▶ _WHAT YOU WILL DO_
From the listing, collect all lines containing the word "Touches".

▶ _PROVIDED DATA_
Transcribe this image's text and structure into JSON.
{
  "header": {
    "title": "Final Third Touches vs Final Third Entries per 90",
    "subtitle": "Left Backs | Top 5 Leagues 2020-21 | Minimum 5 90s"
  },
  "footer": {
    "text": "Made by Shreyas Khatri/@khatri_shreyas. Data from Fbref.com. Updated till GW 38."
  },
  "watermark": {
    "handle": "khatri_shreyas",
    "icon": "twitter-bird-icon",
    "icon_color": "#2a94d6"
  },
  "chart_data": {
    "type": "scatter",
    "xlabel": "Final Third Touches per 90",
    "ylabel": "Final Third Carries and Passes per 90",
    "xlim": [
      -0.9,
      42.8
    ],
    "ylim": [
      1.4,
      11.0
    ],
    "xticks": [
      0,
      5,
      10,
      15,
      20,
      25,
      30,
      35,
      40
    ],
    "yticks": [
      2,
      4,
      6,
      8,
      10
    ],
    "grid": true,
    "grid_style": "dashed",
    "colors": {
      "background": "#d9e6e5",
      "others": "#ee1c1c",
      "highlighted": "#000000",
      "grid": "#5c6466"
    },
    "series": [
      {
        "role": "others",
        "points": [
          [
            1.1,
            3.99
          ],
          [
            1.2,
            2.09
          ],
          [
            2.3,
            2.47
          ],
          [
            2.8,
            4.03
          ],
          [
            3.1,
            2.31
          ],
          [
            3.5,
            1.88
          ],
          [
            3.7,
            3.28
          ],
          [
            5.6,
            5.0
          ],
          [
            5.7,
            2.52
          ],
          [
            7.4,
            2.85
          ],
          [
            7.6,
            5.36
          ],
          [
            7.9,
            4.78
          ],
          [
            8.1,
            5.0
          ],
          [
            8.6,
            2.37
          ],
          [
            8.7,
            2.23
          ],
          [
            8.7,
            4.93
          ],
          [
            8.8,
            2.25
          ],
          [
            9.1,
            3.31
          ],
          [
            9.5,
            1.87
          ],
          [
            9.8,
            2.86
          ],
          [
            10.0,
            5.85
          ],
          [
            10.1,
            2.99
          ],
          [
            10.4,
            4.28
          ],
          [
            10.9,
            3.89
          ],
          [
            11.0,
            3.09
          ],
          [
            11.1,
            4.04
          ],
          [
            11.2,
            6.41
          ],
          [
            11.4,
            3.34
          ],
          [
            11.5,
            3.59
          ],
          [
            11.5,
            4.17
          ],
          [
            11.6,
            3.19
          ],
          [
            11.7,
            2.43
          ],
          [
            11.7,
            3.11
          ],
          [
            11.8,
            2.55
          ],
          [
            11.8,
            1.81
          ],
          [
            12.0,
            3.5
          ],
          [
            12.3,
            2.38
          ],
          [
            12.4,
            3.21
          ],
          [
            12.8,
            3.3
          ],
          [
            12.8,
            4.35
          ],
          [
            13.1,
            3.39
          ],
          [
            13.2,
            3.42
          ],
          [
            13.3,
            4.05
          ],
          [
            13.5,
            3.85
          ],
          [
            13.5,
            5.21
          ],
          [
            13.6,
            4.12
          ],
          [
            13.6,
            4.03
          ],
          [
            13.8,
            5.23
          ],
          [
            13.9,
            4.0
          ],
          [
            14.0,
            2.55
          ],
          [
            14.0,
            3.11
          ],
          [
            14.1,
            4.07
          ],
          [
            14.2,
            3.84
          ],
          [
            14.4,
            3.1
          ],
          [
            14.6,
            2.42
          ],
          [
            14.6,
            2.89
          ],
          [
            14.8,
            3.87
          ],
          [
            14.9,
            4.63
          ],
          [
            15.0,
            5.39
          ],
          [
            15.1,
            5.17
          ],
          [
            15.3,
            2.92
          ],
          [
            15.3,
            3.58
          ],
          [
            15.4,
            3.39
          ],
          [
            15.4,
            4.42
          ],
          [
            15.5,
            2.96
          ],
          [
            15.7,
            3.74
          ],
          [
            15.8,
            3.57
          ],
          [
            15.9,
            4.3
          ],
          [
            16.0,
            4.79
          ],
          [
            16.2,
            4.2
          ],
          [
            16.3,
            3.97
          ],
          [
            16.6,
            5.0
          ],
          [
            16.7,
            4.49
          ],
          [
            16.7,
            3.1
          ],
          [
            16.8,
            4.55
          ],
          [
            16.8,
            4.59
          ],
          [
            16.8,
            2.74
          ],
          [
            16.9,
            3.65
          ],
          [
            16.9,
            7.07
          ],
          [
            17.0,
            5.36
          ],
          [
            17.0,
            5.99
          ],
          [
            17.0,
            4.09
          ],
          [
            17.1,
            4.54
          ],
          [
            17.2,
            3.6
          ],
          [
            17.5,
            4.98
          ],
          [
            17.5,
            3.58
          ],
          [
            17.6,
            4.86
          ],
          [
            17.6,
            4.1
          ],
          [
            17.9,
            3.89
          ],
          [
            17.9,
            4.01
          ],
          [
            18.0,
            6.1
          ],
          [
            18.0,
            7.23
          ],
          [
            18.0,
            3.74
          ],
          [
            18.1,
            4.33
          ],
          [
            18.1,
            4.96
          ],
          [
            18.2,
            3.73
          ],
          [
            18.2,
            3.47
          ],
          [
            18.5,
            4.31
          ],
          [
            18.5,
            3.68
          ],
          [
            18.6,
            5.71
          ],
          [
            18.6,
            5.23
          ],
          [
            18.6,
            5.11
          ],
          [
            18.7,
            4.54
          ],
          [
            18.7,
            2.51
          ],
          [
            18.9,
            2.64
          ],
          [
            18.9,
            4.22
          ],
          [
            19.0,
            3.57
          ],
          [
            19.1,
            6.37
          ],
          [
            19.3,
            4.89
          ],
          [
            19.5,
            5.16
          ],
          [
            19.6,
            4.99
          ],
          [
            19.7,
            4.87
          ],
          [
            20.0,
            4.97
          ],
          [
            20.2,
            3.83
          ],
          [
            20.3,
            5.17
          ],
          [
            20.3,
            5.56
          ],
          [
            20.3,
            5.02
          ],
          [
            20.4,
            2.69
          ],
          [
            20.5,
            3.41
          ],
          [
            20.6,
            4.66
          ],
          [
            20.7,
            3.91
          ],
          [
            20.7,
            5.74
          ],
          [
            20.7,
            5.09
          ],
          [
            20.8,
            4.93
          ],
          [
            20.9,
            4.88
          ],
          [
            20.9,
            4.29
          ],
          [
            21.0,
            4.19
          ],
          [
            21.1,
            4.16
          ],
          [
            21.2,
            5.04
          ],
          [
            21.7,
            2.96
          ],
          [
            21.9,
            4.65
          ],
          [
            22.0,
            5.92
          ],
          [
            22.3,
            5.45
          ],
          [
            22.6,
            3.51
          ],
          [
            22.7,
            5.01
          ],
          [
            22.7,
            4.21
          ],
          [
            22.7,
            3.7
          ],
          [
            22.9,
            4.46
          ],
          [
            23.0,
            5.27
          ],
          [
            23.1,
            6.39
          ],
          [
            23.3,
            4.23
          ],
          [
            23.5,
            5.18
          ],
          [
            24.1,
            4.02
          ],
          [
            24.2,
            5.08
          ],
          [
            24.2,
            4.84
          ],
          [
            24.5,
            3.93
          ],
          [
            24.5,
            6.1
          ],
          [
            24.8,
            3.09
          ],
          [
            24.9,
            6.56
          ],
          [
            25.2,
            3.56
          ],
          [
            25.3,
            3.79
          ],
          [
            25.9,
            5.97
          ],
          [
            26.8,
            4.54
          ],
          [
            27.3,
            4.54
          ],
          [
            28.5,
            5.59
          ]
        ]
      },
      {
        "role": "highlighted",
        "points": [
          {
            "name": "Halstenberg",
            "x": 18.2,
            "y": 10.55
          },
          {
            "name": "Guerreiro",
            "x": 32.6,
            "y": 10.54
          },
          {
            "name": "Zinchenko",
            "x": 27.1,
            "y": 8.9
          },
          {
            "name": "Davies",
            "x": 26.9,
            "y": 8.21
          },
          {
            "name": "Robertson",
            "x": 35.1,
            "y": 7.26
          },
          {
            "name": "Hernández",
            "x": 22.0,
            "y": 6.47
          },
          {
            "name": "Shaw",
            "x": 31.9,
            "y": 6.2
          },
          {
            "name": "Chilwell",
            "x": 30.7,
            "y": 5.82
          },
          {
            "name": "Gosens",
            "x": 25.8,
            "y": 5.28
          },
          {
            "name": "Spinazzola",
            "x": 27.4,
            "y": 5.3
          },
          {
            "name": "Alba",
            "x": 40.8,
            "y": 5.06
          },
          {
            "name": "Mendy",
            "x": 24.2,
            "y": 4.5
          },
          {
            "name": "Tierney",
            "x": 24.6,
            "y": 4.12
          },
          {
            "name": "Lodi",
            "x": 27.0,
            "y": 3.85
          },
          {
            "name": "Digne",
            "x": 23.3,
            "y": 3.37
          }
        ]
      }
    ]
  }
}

▶ _WRITTEN SOLUTION_
    "title": "Final Third Touches vs Final Third Entries per 90",
    "xlabel": "Final Third Touches per 90",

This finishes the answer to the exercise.